Data records
* * * * * * * * *

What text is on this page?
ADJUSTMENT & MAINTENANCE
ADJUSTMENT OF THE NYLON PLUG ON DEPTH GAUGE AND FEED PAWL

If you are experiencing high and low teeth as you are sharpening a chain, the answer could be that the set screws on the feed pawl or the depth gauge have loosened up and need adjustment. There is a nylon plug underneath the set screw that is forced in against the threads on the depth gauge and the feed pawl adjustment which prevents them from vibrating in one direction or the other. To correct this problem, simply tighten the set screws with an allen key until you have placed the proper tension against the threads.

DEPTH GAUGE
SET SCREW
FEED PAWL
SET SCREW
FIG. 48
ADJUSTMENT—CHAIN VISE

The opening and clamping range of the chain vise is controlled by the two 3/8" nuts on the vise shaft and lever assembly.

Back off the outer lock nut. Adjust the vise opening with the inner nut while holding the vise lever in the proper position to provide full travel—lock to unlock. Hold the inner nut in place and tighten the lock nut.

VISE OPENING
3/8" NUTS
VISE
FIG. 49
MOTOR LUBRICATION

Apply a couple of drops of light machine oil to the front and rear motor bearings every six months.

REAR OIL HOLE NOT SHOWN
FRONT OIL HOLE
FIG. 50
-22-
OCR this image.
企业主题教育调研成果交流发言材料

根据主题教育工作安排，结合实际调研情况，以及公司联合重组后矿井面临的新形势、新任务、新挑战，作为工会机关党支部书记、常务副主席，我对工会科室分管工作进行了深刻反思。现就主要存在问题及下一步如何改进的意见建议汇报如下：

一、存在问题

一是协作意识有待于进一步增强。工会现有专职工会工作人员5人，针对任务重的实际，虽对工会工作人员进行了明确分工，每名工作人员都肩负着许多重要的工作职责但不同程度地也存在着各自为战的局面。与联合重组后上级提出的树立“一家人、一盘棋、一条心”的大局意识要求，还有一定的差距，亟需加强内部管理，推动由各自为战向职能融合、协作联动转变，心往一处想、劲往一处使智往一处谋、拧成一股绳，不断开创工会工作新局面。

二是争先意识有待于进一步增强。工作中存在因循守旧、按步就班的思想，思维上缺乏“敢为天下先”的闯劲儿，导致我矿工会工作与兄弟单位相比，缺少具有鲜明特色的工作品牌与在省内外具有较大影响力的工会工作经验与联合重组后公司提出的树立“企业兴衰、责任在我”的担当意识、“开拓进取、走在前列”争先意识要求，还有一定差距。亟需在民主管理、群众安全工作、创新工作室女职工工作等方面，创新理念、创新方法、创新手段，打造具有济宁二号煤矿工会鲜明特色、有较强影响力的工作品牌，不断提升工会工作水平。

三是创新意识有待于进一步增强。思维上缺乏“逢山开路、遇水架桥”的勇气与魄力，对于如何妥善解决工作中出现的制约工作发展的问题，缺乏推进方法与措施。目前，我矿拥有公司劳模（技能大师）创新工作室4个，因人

* * * * * * * * *

Output the records verbatim, from the first line to the last.

Result of this exercise
What text is on this page?
ADJUSTMENT & MAINTENANCE
ADJUSTMENT OF THE NYLON PLUG ON DEPTH GAUGE AND FEED PAWL

If you are experiencing high and low teeth as you are sharpening a chain, the answer could be that the set screws on the feed pawl or the depth gauge have loosened up and need adjustment. There is a nylon plug underneath the set screw that is forced in against the threads on the depth gauge and the feed pawl adjustment which prevents them from vibrating in one direction or the other. To correct this problem, simply tighten the set screws with an allen key until you have placed the proper tension against the threads.

DEPTH GAUGE
SET SCREW
FEED PAWL
SET SCREW
FIG. 48
ADJUSTMENT—CHAIN VISE

The opening and clamping range of the chain vise is controlled by the two 3/8" nuts on the vise shaft and lever assembly.

Back off the outer lock nut. Adjust the vise opening with the inner nut while holding the vise lever in the proper position to provide full travel—lock to unlock. Hold the inner nut in place and tighten the lock nut.

VISE OPENING
3/8" NUTS
VISE
FIG. 49
MOTOR LUBRICATION

Apply a couple of drops of light machine oil to the front and rear motor bearings every six months.

REAR OIL HOLE NOT SHOWN
FRONT OIL HOLE
FIG. 50
-22-
OCR this image.
企业主题教育调研成果交流发言材料

根据主题教育工作安排，结合实际调研情况，以及公司联合重组后矿井面临的新形势、新任务、新挑战，作为工会机关党支部书记、常务副主席，我对工会科室分管工作进行了深刻反思。现就主要存在问题及下一步如何改进的意见建议汇报如下：

一、存在问题

一是协作意识有待于进一步增强。工会现有专职工会工作人员5人，针对任务重的实际，虽对工会工作人员进行了明确分工，每名工作人员都肩负着许多重要的工作职责但不同程度地也存在着各自为战的局面。与联合重组后上级提出的树立“一家人、一盘棋、一条心”的大局意识要求，还有一定的差距，亟需加强内部管理，推动由各自为战向职能融合、协作联动转变，心往一处想、劲往一处使智往一处谋、拧成一股绳，不断开创工会工作新局面。

二是争先意识有待于进一步增强。工作中存在因循守旧、按步就班的思想，思维上缺乏“敢为天下先”的闯劲儿，导致我矿工会工作与兄弟单位相比，缺少具有鲜明特色的工作品牌与在省内外具有较大影响力的工会工作经验与联合重组后公司提出的树立“企业兴衰、责任在我”的担当意识、“开拓进取、走在前列”争先意识要求，还有一定差距。亟需在民主管理、群众安全工作、创新工作室女职工工作等方面，创新理念、创新方法、创新手段，打造具有济宁二号煤矿工会鲜明特色、有较强影响力的工作品牌，不断提升工会工作水平。

三是创新意识有待于进一步增强。思维上缺乏“逢山开路、遇水架桥”的勇气与魄力，对于如何妥善解决工作中出现的制约工作发展的问题，缺乏推进方法与措施。目前，我矿拥有公司劳模（技能大师）创新工作室4个，因人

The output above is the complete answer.